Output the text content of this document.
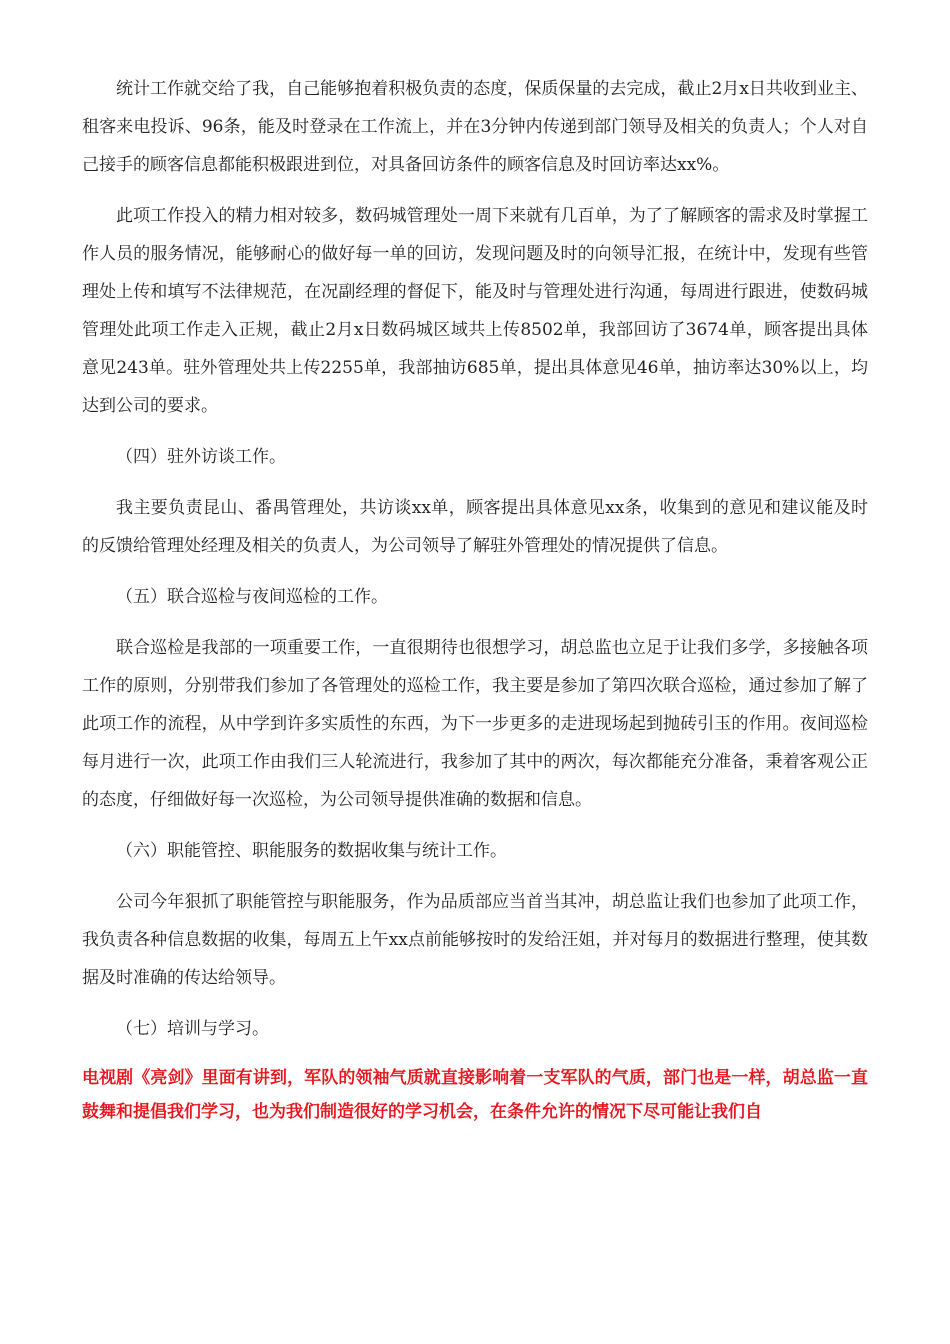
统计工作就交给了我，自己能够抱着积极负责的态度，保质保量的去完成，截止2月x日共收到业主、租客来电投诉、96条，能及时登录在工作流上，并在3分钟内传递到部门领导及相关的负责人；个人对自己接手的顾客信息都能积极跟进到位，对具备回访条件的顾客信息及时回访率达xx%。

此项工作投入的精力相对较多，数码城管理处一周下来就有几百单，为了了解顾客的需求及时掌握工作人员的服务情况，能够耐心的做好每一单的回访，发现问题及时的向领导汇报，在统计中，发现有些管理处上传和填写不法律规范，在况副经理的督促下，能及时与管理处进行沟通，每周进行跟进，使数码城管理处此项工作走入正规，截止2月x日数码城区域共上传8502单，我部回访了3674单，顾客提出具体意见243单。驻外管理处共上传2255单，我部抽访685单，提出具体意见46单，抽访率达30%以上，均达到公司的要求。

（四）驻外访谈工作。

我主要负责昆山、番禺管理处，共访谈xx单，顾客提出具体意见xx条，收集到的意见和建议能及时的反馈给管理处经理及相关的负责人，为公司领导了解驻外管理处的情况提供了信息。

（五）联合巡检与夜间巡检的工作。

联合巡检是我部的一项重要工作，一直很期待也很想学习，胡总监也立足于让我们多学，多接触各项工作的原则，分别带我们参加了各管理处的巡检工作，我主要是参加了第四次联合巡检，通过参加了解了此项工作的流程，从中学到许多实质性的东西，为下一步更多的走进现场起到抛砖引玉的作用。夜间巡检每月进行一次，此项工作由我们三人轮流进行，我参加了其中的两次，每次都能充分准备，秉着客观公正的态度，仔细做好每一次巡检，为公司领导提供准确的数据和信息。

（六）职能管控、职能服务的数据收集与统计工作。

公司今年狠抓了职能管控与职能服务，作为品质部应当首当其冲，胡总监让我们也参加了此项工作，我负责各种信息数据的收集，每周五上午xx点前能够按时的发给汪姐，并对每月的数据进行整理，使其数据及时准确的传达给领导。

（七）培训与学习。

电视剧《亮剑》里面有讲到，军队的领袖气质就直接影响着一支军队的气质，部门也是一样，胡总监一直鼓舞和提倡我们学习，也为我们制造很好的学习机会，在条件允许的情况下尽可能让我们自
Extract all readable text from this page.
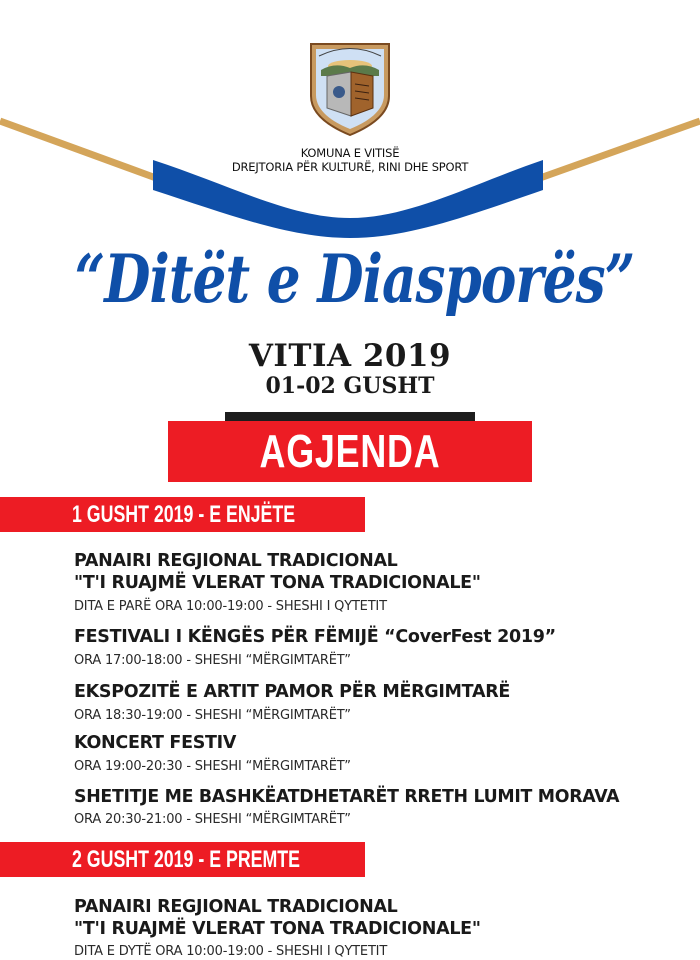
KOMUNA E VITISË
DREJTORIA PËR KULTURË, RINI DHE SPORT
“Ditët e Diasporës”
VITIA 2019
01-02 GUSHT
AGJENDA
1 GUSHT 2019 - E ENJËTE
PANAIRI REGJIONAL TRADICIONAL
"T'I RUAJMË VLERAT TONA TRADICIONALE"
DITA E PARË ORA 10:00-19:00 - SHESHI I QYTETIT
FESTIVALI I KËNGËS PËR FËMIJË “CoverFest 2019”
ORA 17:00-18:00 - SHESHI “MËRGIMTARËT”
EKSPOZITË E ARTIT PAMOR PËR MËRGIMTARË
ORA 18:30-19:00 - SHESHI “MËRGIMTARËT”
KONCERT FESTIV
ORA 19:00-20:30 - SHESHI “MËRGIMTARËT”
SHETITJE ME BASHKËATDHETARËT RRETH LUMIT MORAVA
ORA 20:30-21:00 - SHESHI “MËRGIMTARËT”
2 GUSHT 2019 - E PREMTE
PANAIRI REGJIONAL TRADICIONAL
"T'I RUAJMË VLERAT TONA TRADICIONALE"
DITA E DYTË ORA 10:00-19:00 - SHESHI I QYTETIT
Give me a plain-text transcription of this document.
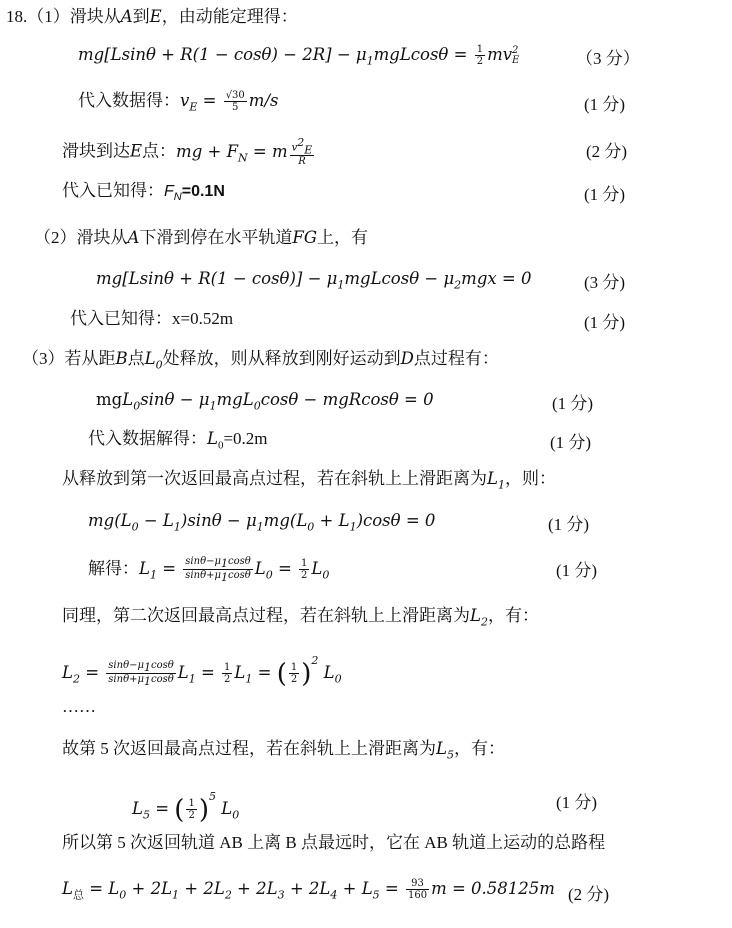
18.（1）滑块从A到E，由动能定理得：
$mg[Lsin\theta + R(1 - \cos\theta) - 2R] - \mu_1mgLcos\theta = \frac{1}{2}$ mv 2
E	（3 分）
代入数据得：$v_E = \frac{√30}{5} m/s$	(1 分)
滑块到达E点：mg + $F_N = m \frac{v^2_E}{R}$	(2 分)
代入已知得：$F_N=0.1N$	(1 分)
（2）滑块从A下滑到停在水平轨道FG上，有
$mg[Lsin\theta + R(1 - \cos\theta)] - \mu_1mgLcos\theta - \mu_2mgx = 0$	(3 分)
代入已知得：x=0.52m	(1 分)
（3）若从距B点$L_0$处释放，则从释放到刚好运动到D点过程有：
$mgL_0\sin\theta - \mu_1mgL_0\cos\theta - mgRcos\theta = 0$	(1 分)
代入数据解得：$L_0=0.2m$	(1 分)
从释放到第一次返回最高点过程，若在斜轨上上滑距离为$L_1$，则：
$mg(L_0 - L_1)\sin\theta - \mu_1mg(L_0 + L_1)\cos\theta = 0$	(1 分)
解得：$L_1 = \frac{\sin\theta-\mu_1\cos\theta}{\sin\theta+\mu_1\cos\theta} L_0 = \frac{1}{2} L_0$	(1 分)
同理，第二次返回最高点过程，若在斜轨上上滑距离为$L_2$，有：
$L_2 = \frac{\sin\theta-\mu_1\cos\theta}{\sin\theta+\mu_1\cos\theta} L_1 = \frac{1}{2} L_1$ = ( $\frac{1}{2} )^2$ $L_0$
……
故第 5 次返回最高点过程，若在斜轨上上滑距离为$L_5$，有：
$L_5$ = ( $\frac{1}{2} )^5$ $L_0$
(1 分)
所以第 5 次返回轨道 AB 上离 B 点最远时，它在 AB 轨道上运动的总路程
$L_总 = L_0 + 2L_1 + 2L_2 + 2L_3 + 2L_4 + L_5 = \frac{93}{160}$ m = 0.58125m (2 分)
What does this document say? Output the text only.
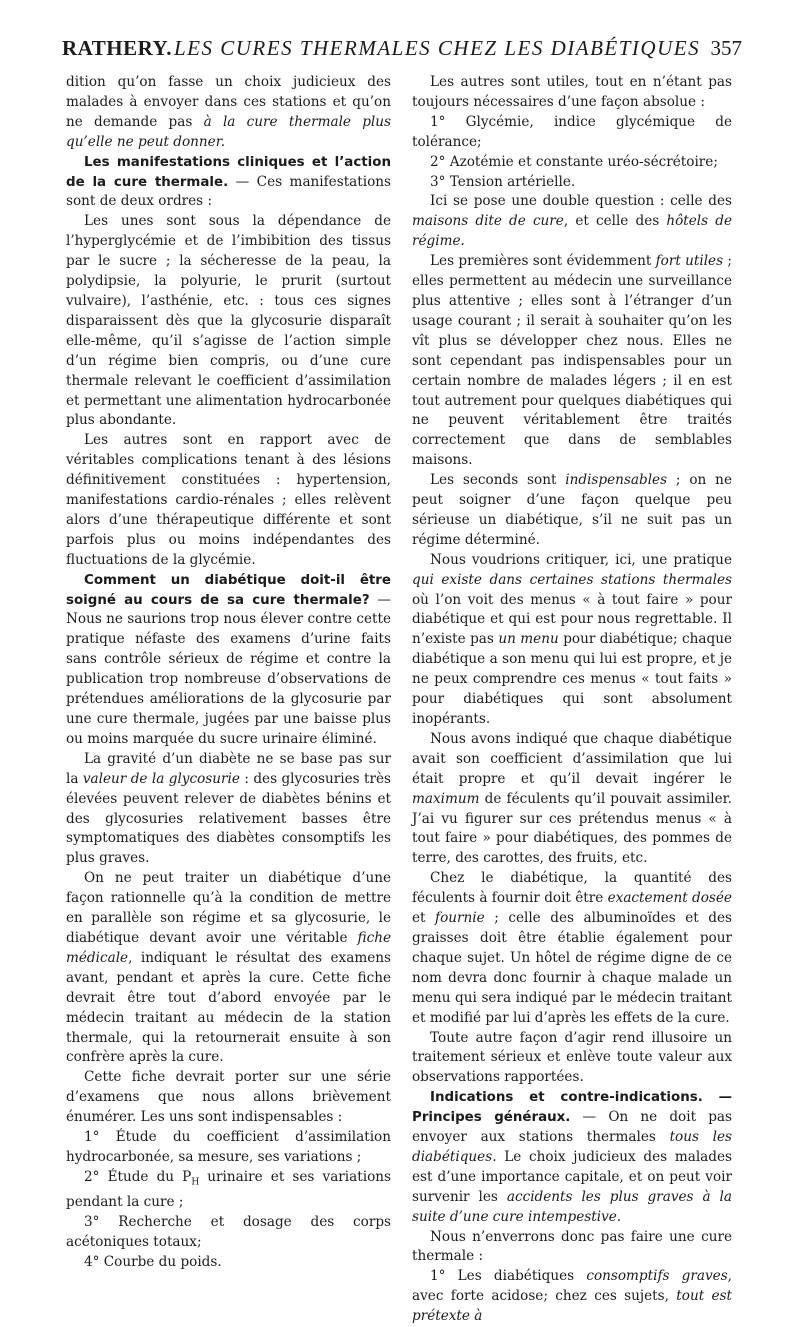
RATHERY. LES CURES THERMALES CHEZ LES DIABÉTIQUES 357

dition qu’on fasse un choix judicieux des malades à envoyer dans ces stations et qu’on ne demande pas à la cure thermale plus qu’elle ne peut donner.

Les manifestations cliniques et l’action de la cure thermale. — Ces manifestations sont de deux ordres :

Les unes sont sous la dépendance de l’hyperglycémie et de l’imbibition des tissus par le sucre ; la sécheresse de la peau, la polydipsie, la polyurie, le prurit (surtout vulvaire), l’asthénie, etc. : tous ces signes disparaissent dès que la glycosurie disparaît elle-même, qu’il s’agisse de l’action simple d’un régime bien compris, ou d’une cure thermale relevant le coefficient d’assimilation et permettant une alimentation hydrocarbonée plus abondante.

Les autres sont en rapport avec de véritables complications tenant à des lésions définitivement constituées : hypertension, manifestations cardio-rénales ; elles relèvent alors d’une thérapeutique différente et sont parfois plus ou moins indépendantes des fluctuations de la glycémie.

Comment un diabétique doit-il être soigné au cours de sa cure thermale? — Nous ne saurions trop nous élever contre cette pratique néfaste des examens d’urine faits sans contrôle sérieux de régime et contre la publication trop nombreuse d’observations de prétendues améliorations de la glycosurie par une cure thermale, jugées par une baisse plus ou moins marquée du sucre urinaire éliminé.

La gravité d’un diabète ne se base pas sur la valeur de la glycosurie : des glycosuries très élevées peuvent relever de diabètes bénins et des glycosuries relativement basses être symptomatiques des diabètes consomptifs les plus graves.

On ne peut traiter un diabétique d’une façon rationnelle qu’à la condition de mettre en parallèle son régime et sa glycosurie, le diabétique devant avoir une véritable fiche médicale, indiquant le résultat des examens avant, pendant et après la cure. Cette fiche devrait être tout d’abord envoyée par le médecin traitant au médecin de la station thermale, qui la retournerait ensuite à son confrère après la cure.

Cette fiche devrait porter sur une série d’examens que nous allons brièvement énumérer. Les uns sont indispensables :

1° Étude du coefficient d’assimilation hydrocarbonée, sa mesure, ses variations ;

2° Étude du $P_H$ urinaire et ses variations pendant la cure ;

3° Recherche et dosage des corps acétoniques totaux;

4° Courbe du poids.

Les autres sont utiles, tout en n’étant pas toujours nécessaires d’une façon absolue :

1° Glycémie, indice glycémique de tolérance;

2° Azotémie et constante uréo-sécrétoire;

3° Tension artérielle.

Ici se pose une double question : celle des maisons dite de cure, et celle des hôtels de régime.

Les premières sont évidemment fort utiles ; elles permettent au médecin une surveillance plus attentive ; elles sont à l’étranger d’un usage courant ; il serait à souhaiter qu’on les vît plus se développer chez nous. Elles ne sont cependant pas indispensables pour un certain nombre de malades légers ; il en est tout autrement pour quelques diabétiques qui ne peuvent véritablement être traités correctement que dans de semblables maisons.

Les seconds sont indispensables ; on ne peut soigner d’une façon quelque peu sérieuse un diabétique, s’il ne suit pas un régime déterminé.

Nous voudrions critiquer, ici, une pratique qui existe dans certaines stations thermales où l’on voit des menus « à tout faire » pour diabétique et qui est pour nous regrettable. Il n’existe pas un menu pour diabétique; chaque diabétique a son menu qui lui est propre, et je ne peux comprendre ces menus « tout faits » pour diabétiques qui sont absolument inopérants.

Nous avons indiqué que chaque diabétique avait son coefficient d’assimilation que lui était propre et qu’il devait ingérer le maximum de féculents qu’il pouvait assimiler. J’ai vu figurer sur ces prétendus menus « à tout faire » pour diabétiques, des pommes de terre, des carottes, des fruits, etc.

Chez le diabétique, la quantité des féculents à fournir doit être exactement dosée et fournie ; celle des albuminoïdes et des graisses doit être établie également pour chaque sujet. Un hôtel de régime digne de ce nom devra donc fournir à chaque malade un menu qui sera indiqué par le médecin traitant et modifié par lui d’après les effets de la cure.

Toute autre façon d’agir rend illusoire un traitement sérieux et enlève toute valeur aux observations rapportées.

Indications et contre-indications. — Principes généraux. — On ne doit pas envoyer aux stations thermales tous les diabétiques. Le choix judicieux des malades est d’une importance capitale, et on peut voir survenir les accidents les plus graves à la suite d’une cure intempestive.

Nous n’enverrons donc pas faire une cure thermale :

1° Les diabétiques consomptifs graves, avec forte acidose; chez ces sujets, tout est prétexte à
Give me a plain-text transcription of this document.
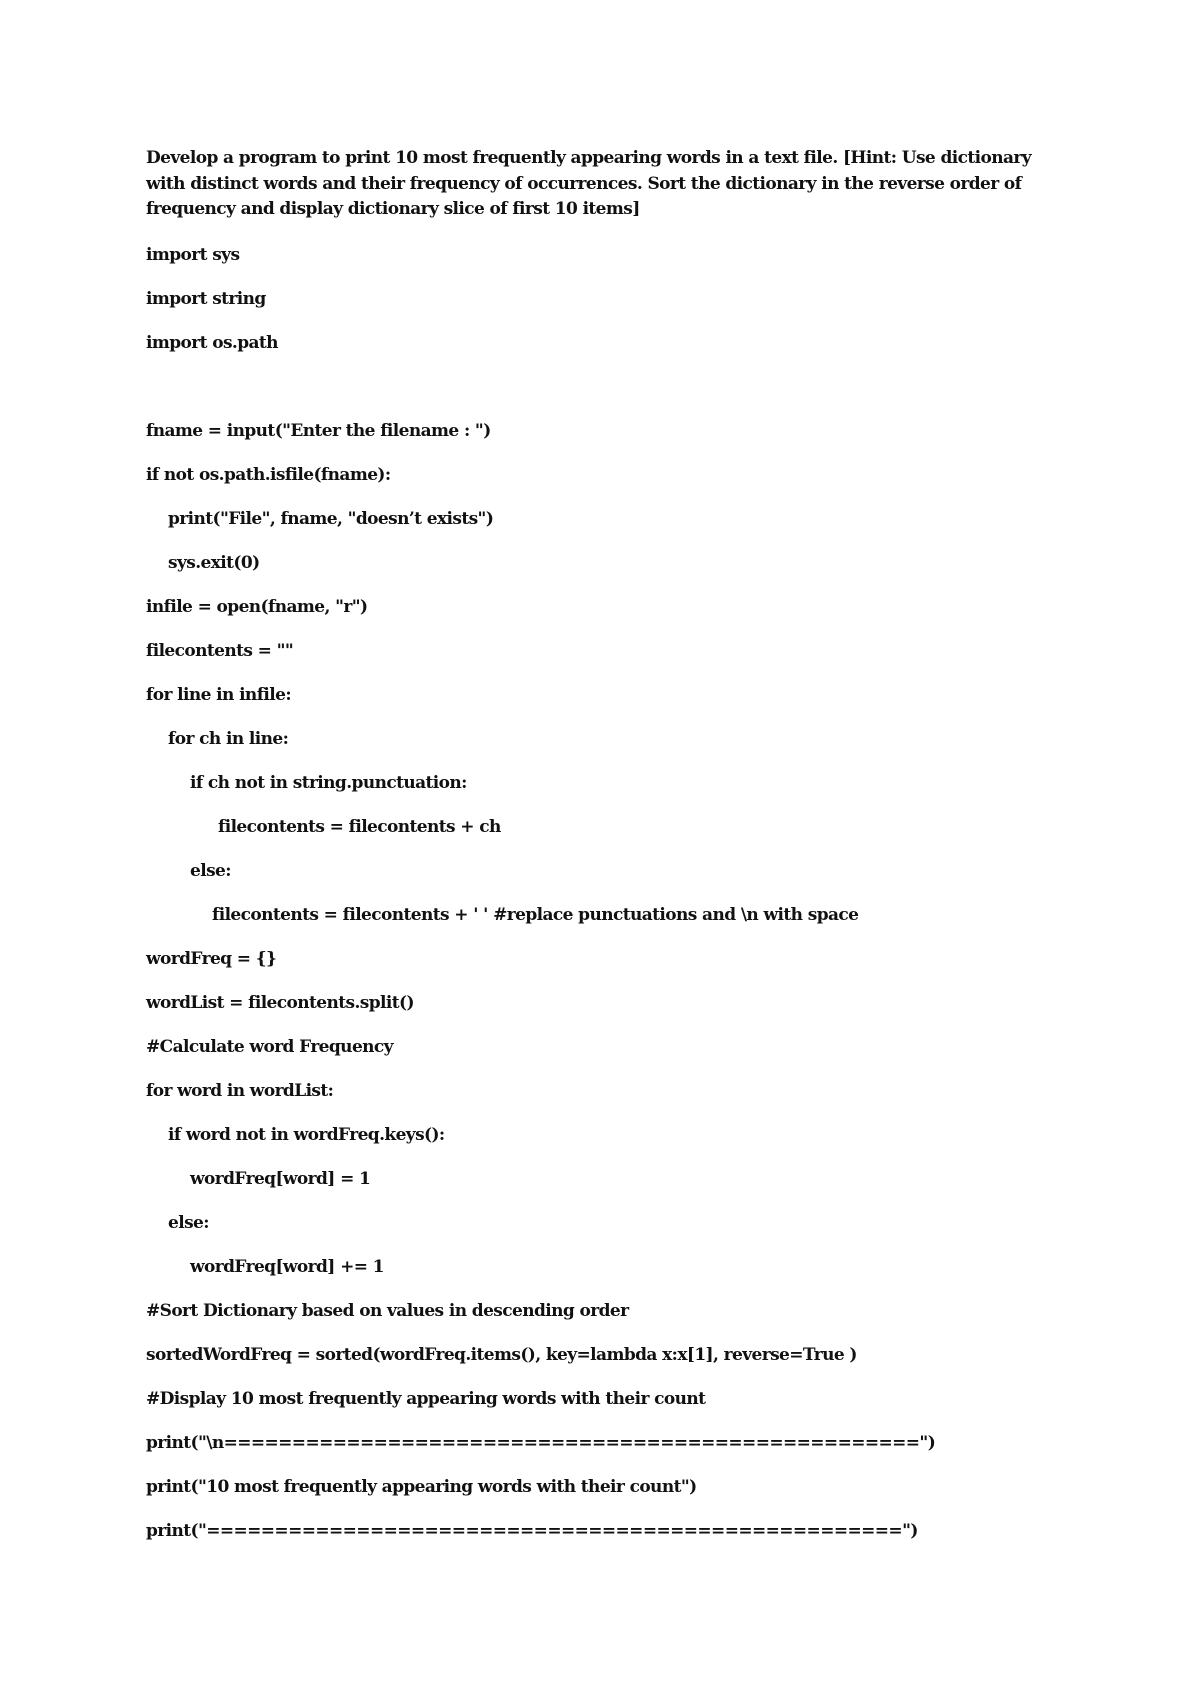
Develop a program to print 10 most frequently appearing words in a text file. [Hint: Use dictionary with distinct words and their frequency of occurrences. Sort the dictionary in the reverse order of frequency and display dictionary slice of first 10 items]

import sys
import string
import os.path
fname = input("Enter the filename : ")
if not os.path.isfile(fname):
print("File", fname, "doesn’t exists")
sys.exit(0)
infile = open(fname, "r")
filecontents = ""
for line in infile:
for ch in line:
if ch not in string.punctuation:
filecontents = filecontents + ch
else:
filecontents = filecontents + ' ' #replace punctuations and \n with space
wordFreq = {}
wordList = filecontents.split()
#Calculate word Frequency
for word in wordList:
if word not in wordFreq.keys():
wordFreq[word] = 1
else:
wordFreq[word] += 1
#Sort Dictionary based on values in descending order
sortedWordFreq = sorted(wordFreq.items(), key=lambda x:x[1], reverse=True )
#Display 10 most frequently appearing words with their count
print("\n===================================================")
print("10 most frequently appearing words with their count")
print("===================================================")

◆ Goal
Search the records for the string "donc" and return every line in which it occurs.

◆ Right answer
Chez le diabétique, la quantité des féculents à fournir doit être exactement dosée et fournie ; celle des albuminoïdes et des graisses doit être établie également pour chaque sujet. Un hôtel de régime digne de ce nom devra donc fournir à chaque malade un menu qui sera indiqué par le médecin traitant et modifié par lui d’après les effets de la cure.
Nous n’enverrons donc pas faire une cure thermale :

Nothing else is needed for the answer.